### Stated goal
Print every line of the data below word for word, omitting the pictures.

### Data records
■ ■ ■ ■ ■
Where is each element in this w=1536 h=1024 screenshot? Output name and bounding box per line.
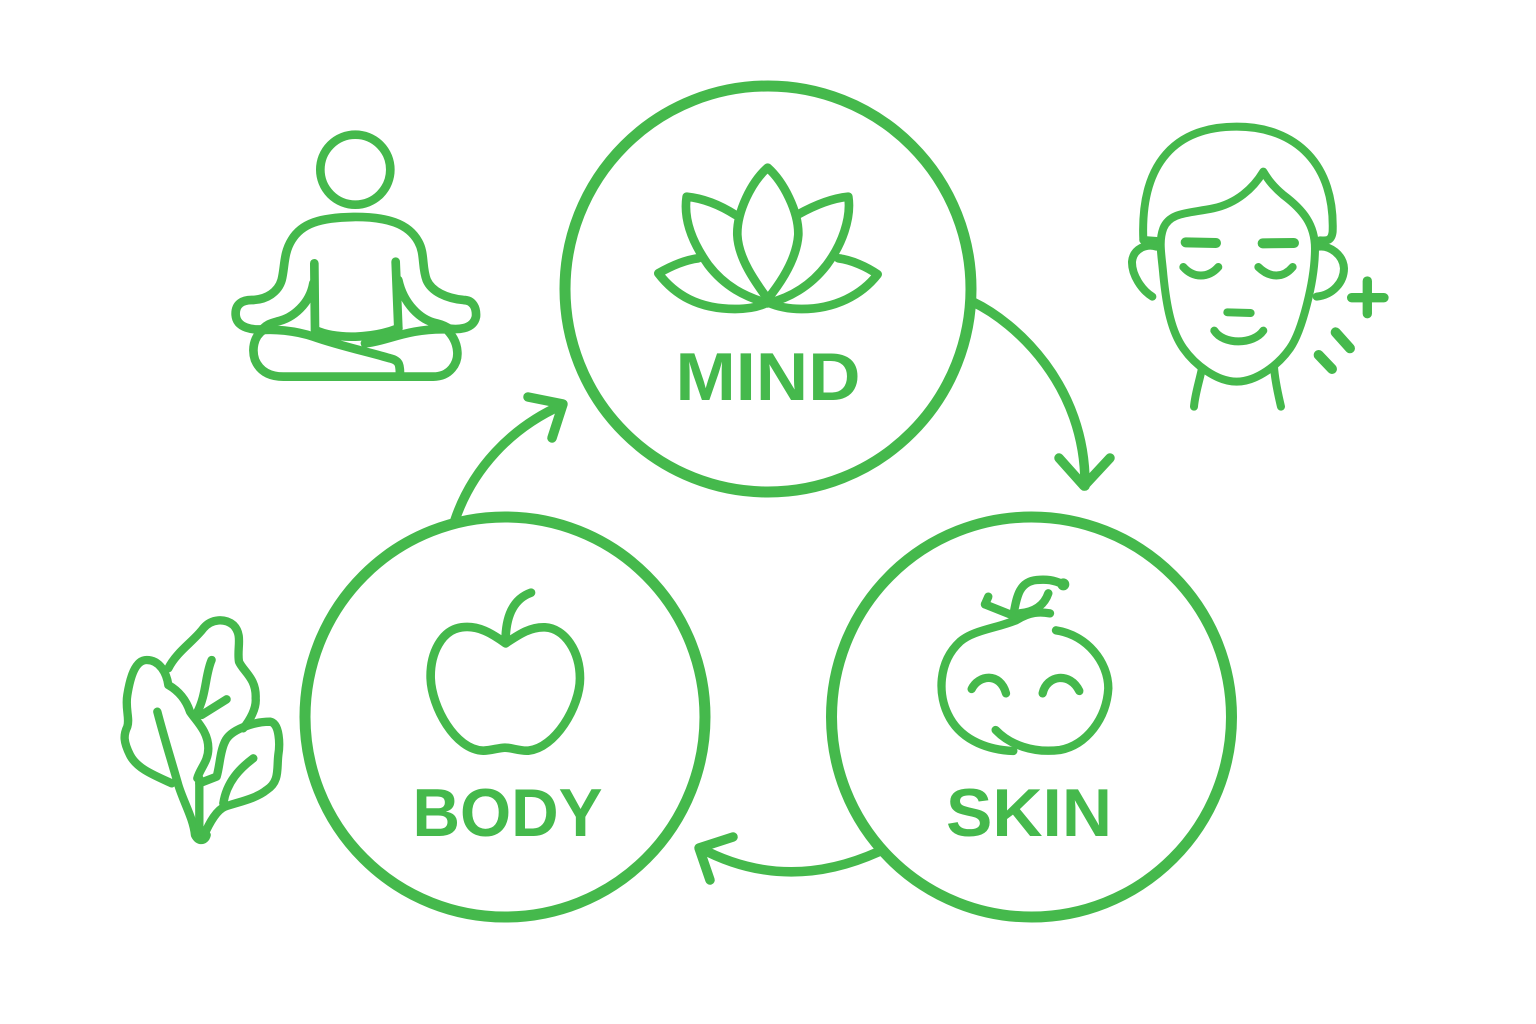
panel: skin circle <box>832 517 1232 917</box>
icon: smiling face with sprout <box>942 580 1108 751</box>
panel: mind circle <box>565 86 971 492</box>
icon: leafy greens <box>125 620 279 840</box>
icon: meditating person <box>236 135 476 377</box>
icon: lotus <box>658 168 878 309</box>
label: mind: MIND <box>676 339 860 415</box>
label: body: BODY <box>412 775 602 851</box>
icon: apple <box>431 593 580 751</box>
arrow: body to mind <box>455 397 563 520</box>
panel: body circle <box>305 517 705 917</box>
arrow: mind to skin <box>973 302 1110 486</box>
label: skin: SKIN <box>946 775 1112 851</box>
icon: calm face <box>1132 127 1384 407</box>
arrow: skin to body <box>699 837 878 880</box>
■ ■ ■ ■ ■
### Task result
Where is each element in this w=1536 h=1024 screenshot? Output name and bounding box per line.
panel: skin circle <box>832 517 1232 917</box>
icon: smiling face with sprout <box>942 580 1108 751</box>
panel: mind circle <box>565 86 971 492</box>
icon: leafy greens <box>125 620 279 840</box>
icon: meditating person <box>236 135 476 377</box>
icon: lotus <box>658 168 878 309</box>
label: mind: MIND <box>676 339 860 415</box>
label: body: BODY <box>412 775 602 851</box>
icon: apple <box>431 593 580 751</box>
arrow: body to mind <box>455 397 563 520</box>
panel: body circle <box>305 517 705 917</box>
arrow: mind to skin <box>973 302 1110 486</box>
label: skin: SKIN <box>946 775 1112 851</box>
icon: calm face <box>1132 127 1384 407</box>
arrow: skin to body <box>699 837 878 880</box>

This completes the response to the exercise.